Extract provided

US charges Raul Castro as Trump administration ratchets up pressure on Cuba


The United States announced on Wednesday criminal charges against former Cuban leader Raul Castro over his alleged role in the 1996 downing of two civilian aircraft operated by the Miami-based exile group Brothers to the Rescue, an incident that killed four people.

The indictment, unsealed by acting US Attorney General Todd Blanche in Miami, includes charges of conspiracy to kill US nationals, destruction of an aircraft, and four individual counts of murder against the 94-year-old brother of late revolutionary leader Fidel Castro and five other co-defendants. The maximum penalty for at least one of the charges is life imprisonment.

It marked the first time the US government has sought criminal charges against either of the Castro brothers, whose 1959 revolution transformed Cuba into a communist state aligned against Washington for decades.

Speaking from Miami’s Freedom Tower – where more than 400,000 Cubans fleeing the island after the revolution were processed – Blanche said: “For nearly 30 years, the families of four murdered Americans waited for justice. The US and President Trump do not and will not forget its citizens ... If you kill Americans, we will pursue you no matter the charge you hold and in this case, no matter how much time has passed”.

Blanche said the indictment was intended to lead to Castro’s eventual arrest and prosecution in the United States.

“This isn’t a show indictment,” Blanche told reporters. “We expect that he will show up here by his own will or by another way and go to prison.”

A Brothers to the Rescue plane flies over The Democracy Movement flotilla at the ‘12-mile limit’ north of Havana, Cuba, July 10, 1999. Photo: AP

Cuban President Miguel Diaz-Canel dismissed the charges as a politically motivated attempt to justify possible future aggression against the island.

In a statement issued shortly after the indictment was announced, Diaz-Canel said Cuba had acted in “legitimate self-defence” during the 1996 incident and accused Washington of manipulating the events surrounding the shoot-down.

Set problem A
In the article on the charges against Raul Castro, how many people were killed in the 1996 downing of the two aircraft?
Set problem B
Translate this sentence from the article on the Raul Castro indictment into Spanish: "Blanche said the indictment was intended to lead to Castro’s eventual arrest and prosecution in the United States."
Set problem C
Carry on the article about the Raul Castro indictment from its last sentence.

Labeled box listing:
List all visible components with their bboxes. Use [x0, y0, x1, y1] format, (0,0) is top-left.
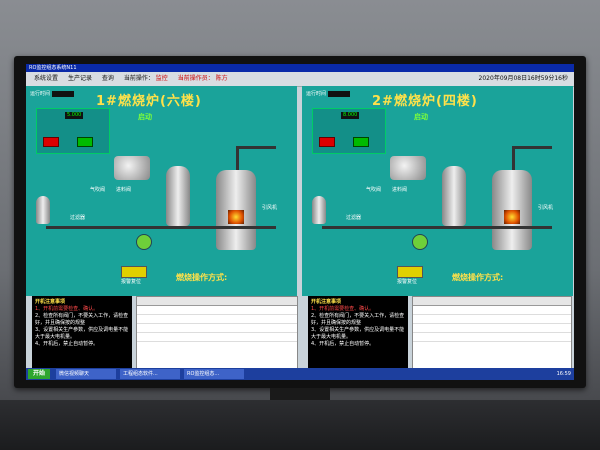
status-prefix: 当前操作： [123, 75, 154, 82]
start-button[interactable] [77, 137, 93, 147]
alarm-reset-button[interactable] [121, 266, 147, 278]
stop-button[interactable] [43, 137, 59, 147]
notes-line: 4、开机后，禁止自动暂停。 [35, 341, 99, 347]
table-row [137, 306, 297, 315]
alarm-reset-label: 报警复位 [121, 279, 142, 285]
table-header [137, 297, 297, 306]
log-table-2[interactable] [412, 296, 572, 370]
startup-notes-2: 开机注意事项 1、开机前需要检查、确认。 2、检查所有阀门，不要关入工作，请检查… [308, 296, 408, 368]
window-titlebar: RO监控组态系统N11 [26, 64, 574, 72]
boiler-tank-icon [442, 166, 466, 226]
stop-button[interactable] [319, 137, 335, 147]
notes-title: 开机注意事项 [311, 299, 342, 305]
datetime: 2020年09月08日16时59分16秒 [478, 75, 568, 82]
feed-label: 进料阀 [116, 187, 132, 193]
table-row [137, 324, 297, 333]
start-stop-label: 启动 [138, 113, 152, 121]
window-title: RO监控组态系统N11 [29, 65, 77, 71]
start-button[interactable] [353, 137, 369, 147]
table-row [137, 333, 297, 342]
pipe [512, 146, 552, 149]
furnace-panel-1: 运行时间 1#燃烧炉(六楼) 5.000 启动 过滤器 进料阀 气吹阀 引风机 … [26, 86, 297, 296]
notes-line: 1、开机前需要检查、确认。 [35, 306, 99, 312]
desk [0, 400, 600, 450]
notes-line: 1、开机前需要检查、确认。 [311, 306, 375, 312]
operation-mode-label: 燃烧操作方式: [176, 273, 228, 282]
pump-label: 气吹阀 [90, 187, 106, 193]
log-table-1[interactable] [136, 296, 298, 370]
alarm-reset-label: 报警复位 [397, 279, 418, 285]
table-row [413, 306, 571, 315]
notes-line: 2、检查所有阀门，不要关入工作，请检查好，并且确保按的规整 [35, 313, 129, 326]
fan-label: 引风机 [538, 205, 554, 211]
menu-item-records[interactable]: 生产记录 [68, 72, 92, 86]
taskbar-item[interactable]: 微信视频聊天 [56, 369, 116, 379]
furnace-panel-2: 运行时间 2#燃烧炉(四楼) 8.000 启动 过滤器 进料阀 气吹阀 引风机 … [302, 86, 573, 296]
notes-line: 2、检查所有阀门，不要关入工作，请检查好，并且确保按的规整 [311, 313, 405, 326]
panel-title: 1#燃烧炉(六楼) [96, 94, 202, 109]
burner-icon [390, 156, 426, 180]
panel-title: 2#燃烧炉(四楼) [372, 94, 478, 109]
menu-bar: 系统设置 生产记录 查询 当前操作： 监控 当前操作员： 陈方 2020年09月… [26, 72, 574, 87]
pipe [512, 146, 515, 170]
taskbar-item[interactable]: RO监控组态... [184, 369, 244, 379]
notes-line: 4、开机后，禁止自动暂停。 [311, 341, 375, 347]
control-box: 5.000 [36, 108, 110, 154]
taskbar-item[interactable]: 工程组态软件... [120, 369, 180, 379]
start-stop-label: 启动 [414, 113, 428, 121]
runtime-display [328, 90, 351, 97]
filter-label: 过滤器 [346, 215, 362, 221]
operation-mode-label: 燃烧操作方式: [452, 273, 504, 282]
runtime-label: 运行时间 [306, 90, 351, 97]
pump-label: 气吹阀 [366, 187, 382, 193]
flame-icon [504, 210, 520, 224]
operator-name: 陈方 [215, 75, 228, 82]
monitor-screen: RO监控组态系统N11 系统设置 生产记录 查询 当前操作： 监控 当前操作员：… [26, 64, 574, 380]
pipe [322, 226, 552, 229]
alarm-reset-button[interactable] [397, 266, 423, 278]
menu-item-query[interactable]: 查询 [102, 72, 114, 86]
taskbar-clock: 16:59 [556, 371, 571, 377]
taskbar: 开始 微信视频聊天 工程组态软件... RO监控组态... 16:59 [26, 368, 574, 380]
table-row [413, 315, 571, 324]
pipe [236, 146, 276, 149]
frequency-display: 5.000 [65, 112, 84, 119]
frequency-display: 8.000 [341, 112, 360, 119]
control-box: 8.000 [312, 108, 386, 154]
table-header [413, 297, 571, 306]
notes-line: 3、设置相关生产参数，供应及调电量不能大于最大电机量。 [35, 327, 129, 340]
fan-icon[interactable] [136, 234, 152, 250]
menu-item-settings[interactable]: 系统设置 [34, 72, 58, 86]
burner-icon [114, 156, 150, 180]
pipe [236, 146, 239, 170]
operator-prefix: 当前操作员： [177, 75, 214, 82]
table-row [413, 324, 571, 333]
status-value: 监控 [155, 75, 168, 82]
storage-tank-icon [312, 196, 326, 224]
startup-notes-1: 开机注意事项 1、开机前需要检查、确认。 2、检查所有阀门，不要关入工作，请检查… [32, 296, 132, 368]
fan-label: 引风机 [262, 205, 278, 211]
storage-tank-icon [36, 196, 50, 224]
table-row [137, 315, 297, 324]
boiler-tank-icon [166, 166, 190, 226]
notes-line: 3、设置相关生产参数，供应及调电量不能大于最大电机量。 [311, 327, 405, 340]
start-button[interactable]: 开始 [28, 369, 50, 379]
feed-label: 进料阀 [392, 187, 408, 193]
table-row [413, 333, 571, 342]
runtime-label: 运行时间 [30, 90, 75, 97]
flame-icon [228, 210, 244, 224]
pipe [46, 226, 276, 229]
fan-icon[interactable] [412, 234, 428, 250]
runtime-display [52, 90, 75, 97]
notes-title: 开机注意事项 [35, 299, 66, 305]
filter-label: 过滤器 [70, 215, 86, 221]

Exercise result A
Four people.

Exercise result B
Blanche dijo que la acusación tenía como fin conducir a la futura detención y el enjuiciamiento de Castro en Estados Unidos.

Exercise result C
“The purported accusation against Army General Raul Castro Ruz only demonstrates the arrogance and frustration” of the United States, Diaz-Canel said, adding that the case had “no legal basis”.

US President Donald Trump, meanwhile, described the indictment as “a very big moment” and signalled that Cuba remained a major focus for his administration.

“We have Cuba on our mind, it’s very important,” Trump said, adding that the indictment carried special significance for Cuban Americans and others with family ties to the island. “People who came from Cuba ... want to go back to Cuba, see their family in Cuba,” he said.

The case centres on the February 24, 1996, shooting down of two Brothers to the Rescue planes by Cuban fighter jets over waters north of Cuba. Havana has long defended the operation as a response to repeated violations of Cuban airspace, while international investigators concluded the aircraft were destroyed in international airspace. Raul Castro, then minister of the Cuban Revolutionary Armed Forces, was accused of authorising the actions.

Acting US Attorney General Todd Blanche announcing the indictment. Photo: AFP

Blanche said a federal grand jury in Miami had issued the charges on April 23. In addition to Castro, the indictment also names five former Cuban military pilots accused of participating in the operation, including Lorenzo Alberto Perez-Perez, whom prosecutors identify as the MiG pilot who fired on the aircraft.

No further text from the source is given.